#### The request:
Gather every line in the records below that contains the word "phyſicè".

======== Data supplied

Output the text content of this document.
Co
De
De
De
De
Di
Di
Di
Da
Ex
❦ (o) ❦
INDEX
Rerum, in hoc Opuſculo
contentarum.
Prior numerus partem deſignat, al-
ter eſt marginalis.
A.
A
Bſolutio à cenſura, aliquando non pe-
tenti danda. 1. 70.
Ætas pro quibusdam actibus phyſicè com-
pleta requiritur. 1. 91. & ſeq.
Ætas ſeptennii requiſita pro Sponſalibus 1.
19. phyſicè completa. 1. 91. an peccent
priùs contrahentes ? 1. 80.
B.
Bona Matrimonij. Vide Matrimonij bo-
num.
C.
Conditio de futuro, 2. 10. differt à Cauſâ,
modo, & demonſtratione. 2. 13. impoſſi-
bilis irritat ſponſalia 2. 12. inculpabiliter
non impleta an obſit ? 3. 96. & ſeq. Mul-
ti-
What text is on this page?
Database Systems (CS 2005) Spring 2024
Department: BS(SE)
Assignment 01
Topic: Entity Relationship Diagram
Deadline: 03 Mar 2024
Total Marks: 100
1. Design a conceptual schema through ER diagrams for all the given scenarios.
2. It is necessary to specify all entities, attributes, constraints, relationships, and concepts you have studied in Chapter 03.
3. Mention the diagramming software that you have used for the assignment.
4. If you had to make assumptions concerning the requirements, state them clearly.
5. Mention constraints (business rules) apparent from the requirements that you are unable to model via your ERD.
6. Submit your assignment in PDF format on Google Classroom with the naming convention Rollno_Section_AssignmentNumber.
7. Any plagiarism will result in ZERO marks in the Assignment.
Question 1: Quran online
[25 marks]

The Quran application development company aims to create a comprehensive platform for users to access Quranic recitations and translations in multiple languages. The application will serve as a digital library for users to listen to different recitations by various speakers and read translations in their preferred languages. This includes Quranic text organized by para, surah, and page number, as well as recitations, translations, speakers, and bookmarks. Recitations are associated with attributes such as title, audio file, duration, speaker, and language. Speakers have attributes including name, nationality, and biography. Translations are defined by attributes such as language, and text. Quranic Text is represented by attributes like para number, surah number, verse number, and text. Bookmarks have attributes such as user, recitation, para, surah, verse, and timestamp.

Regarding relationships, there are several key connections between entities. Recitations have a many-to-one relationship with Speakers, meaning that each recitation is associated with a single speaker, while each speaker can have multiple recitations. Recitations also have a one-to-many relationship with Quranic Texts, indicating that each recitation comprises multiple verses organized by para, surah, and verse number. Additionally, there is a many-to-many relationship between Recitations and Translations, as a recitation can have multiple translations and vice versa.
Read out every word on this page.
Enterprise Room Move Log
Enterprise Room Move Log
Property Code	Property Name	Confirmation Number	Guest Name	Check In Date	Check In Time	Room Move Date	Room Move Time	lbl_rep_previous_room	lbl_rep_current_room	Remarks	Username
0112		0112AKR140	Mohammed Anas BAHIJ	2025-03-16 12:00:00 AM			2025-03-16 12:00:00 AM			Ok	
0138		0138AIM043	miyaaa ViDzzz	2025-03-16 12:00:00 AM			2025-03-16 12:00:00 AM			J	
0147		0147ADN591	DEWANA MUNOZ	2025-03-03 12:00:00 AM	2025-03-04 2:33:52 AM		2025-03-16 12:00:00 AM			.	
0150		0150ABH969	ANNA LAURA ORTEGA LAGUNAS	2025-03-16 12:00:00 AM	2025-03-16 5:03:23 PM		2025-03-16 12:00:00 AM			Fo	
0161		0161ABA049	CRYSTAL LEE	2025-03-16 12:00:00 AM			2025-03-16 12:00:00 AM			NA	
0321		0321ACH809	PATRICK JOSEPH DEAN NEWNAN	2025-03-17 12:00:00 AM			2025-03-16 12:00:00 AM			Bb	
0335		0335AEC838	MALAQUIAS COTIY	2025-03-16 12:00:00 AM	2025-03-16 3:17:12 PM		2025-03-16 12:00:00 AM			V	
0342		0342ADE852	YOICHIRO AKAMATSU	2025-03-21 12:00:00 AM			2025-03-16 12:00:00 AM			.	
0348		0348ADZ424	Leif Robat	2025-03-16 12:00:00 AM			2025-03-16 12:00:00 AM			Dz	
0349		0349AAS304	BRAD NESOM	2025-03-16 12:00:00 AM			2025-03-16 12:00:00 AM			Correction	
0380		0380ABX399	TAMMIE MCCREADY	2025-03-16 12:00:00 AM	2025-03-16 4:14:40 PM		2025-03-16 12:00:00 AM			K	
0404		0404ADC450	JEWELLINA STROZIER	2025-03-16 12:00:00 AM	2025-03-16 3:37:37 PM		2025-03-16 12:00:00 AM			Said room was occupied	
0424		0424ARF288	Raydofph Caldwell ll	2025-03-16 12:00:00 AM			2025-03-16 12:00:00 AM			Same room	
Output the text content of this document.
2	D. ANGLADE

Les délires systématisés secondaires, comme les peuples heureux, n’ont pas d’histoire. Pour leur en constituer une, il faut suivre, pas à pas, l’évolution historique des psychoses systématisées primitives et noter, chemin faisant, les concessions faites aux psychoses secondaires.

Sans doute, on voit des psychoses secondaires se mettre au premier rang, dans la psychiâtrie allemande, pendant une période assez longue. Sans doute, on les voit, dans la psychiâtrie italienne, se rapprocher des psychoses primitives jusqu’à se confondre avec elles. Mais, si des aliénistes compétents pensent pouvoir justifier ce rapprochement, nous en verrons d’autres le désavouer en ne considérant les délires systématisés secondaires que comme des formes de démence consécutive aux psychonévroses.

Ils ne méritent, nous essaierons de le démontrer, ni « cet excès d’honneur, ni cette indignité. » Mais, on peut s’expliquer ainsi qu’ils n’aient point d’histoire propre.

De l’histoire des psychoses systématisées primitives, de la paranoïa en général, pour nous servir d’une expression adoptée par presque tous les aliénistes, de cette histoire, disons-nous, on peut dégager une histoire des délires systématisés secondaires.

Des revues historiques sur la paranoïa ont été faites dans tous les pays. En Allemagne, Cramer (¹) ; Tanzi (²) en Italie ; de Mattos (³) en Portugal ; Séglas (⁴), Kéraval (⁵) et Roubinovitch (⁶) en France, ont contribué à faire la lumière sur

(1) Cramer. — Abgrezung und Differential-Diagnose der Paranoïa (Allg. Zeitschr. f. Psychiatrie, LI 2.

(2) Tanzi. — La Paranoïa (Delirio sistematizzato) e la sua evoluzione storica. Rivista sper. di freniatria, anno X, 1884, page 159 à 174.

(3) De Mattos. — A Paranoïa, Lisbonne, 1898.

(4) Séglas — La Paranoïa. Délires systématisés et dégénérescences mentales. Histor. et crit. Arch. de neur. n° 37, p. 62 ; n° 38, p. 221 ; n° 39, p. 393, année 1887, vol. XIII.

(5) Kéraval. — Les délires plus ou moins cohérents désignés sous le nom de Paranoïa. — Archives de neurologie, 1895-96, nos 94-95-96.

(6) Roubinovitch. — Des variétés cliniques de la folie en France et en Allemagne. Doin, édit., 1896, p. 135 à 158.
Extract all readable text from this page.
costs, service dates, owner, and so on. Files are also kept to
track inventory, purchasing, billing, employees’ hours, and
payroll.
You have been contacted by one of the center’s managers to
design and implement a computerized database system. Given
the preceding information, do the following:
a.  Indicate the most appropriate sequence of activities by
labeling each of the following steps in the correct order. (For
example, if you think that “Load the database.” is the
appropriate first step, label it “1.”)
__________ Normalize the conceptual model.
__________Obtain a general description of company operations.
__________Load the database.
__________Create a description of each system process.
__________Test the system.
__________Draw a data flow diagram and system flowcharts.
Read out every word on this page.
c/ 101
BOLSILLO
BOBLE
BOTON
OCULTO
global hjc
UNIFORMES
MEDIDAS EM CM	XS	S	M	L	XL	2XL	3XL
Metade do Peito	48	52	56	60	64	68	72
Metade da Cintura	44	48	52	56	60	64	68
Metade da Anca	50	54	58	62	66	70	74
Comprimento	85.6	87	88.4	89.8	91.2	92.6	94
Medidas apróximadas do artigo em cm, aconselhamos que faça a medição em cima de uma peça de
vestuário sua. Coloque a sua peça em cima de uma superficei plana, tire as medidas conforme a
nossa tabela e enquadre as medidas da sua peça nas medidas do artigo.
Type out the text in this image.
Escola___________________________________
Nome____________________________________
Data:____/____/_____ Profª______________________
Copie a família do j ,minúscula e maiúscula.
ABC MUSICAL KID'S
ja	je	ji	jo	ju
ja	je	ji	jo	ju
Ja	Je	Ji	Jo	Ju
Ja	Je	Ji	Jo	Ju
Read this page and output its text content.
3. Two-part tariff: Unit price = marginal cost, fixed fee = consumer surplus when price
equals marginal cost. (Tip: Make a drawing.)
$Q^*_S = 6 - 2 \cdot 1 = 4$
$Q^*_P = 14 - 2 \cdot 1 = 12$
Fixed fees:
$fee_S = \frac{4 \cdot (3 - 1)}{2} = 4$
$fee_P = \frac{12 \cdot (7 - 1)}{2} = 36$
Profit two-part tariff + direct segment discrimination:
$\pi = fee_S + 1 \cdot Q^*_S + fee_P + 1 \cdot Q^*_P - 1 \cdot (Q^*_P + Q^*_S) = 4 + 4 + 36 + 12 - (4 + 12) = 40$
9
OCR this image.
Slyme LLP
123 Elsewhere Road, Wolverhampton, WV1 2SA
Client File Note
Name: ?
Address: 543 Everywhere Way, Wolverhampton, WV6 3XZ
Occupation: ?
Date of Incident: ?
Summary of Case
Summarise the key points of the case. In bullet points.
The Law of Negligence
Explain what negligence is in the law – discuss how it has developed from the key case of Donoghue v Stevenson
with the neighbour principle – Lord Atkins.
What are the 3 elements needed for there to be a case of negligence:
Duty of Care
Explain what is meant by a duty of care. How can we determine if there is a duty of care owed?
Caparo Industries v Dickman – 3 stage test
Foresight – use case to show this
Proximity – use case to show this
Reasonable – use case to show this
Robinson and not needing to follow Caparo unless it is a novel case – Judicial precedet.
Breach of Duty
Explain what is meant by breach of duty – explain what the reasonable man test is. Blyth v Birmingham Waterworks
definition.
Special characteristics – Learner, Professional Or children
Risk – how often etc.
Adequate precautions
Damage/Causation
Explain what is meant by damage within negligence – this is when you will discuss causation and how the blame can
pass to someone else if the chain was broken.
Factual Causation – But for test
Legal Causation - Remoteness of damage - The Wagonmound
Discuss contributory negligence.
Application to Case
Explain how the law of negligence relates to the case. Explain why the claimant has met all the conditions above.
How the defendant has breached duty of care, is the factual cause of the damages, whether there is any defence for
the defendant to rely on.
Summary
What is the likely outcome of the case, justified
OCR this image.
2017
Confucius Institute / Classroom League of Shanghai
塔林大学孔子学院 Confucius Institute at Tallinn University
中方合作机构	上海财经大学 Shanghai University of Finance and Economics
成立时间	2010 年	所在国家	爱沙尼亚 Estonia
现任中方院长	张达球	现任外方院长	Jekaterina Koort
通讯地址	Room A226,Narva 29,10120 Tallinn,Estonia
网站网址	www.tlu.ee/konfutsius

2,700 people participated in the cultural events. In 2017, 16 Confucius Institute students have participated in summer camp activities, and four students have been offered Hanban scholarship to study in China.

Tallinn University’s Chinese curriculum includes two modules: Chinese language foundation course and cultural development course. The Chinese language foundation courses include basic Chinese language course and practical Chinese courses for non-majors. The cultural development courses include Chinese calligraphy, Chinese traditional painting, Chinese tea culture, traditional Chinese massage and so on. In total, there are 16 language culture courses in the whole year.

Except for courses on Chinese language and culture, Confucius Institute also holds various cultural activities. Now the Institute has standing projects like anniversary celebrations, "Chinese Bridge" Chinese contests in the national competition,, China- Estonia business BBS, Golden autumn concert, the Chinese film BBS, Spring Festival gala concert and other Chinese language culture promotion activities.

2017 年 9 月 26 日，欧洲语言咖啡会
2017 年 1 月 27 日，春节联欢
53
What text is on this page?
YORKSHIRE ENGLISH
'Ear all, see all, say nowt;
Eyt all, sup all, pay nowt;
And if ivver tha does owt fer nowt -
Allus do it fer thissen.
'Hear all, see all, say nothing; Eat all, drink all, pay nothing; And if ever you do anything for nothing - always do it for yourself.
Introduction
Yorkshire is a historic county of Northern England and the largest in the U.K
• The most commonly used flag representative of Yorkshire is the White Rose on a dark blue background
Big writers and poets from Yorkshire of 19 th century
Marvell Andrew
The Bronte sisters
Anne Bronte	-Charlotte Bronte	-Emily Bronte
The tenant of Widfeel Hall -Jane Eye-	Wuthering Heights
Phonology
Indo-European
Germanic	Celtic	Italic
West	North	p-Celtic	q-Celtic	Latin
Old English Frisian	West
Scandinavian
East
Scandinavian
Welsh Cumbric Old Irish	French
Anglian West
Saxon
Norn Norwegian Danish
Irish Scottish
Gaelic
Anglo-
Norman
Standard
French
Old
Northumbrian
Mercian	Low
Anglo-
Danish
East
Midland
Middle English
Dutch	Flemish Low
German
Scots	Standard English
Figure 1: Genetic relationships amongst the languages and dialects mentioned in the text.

================

#### Solution:
Ætas pro quibusdam actibus phyſicè com-
19. phyſicè completa. 1. 91. an peccent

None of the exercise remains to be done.